__Task description__. Drop all images and give the records again exactly.

-- START Information shown --

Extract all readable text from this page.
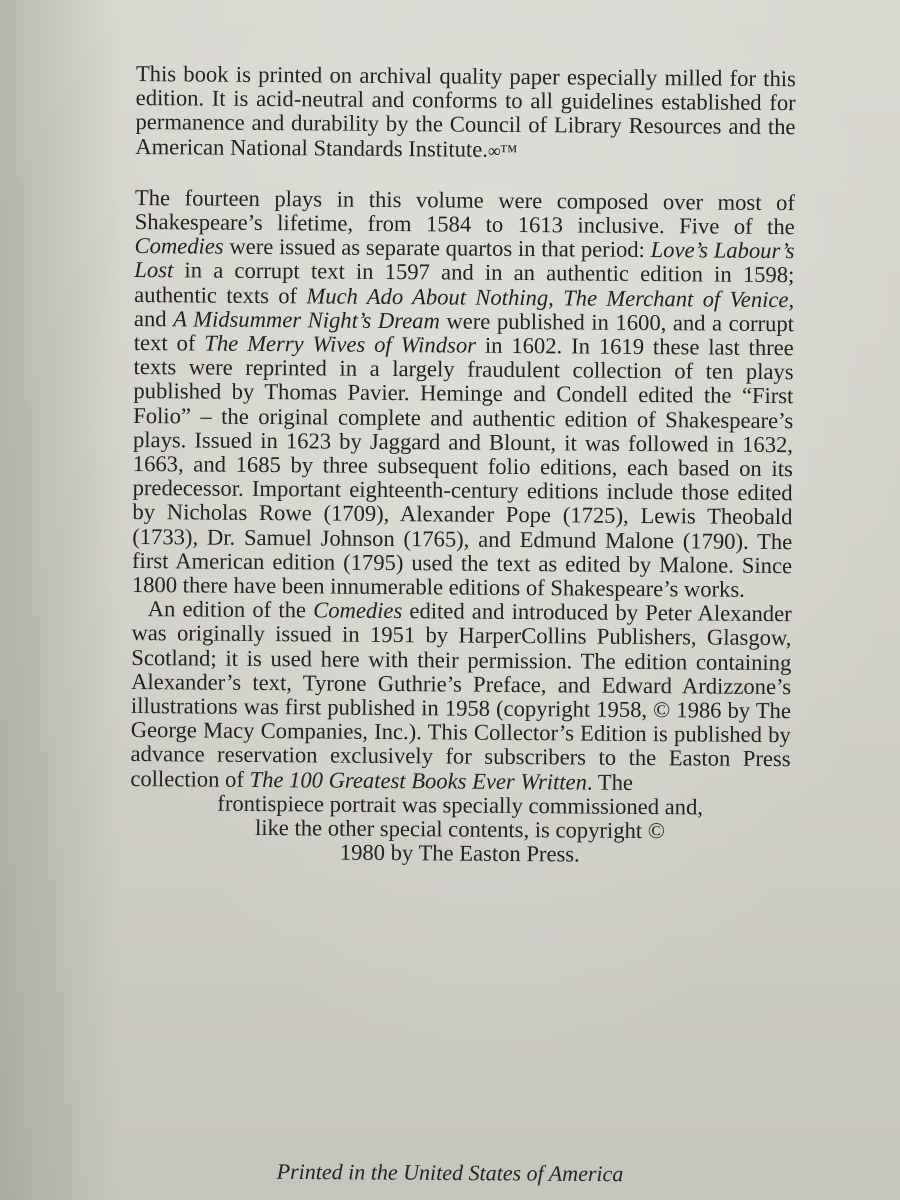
This book is printed on archival quality paper especially milled for this edition. It is acid-neutral and conforms to all guidelines established for permanence and durability by the Council of Library Resources and the American National Standards Institute.∞™

The fourteen plays in this volume were composed over most of Shakespeare’s lifetime, from 1584 to 1613 inclusive. Five of the Comedies were issued as separate quartos in that period: Love’s Labour’s Lost in a corrupt text in 1597 and in an authentic edition in 1598; authentic texts of Much Ado About Nothing, The Merchant of Venice, and A Midsummer Night’s Dream were published in 1600, and a corrupt text of The Merry Wives of Windsor in 1602. In 1619 these last three texts were reprinted in a largely fraudulent collection of ten plays published by Thomas Pavier. Heminge and Condell edited the “First Folio” – the original complete and authentic edition of Shakespeare’s plays. Issued in 1623 by Jaggard and Blount, it was followed in 1632, 1663, and 1685 by three subsequent folio editions, each based on its predecessor. Important eighteenth-century editions include those edited by Nicholas Rowe (1709), Alexander Pope (1725), Lewis Theobald (1733), Dr. Samuel Johnson (1765), and Edmund Malone (1790). The first American edition (1795) used the text as edited by Malone. Since 1800 there have been innumerable editions of Shakespeare’s works.

An edition of the Comedies edited and introduced by Peter Alexander was originally issued in 1951 by HarperCollins Publishers, Glasgow, Scotland; it is used here with their permission. The edition containing Alexander’s text, Tyrone Guthrie’s Preface, and Edward Ardizzone’s illustrations was first published in 1958 (copyright 1958, © 1986 by The George Macy Companies, Inc.). This Collector’s Edition is published by advance reservation exclusively for subscribers to the Easton Press collection of The 100 Greatest Books Ever Written. The

frontispiece portrait was specially commissioned and,
like the other special contents, is copyright ©
1980 by The Easton Press.

Printed in the United States of America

-- END Information shown --

__Response to this task__.
Extract all readable text from this page.
This book is printed on archival quality paper especially milled for this edition. It is acid-neutral and conforms to all guidelines established for permanence and durability by the Council of Library Resources and the American National Standards Institute.∞™

The fourteen plays in this volume were composed over most of Shakespeare’s lifetime, from 1584 to 1613 inclusive. Five of the Comedies were issued as separate quartos in that period: Love’s Labour’s Lost in a corrupt text in 1597 and in an authentic edition in 1598; authentic texts of Much Ado About Nothing, The Merchant of Venice, and A Midsummer Night’s Dream were published in 1600, and a corrupt text of The Merry Wives of Windsor in 1602. In 1619 these last three texts were reprinted in a largely fraudulent collection of ten plays published by Thomas Pavier. Heminge and Condell edited the “First Folio” – the original complete and authentic edition of Shakespeare’s plays. Issued in 1623 by Jaggard and Blount, it was followed in 1632, 1663, and 1685 by three subsequent folio editions, each based on its predecessor. Important eighteenth-century editions include those edited by Nicholas Rowe (1709), Alexander Pope (1725), Lewis Theobald (1733), Dr. Samuel Johnson (1765), and Edmund Malone (1790). The first American edition (1795) used the text as edited by Malone. Since 1800 there have been innumerable editions of Shakespeare’s works.

An edition of the Comedies edited and introduced by Peter Alexander was originally issued in 1951 by HarperCollins Publishers, Glasgow, Scotland; it is used here with their permission. The edition containing Alexander’s text, Tyrone Guthrie’s Preface, and Edward Ardizzone’s illustrations was first published in 1958 (copyright 1958, © 1986 by The George Macy Companies, Inc.). This Collector’s Edition is published by advance reservation exclusively for subscribers to the Easton Press collection of The 100 Greatest Books Ever Written. The

frontispiece portrait was specially commissioned and,
like the other special contents, is copyright ©
1980 by The Easton Press.

Printed in the United States of America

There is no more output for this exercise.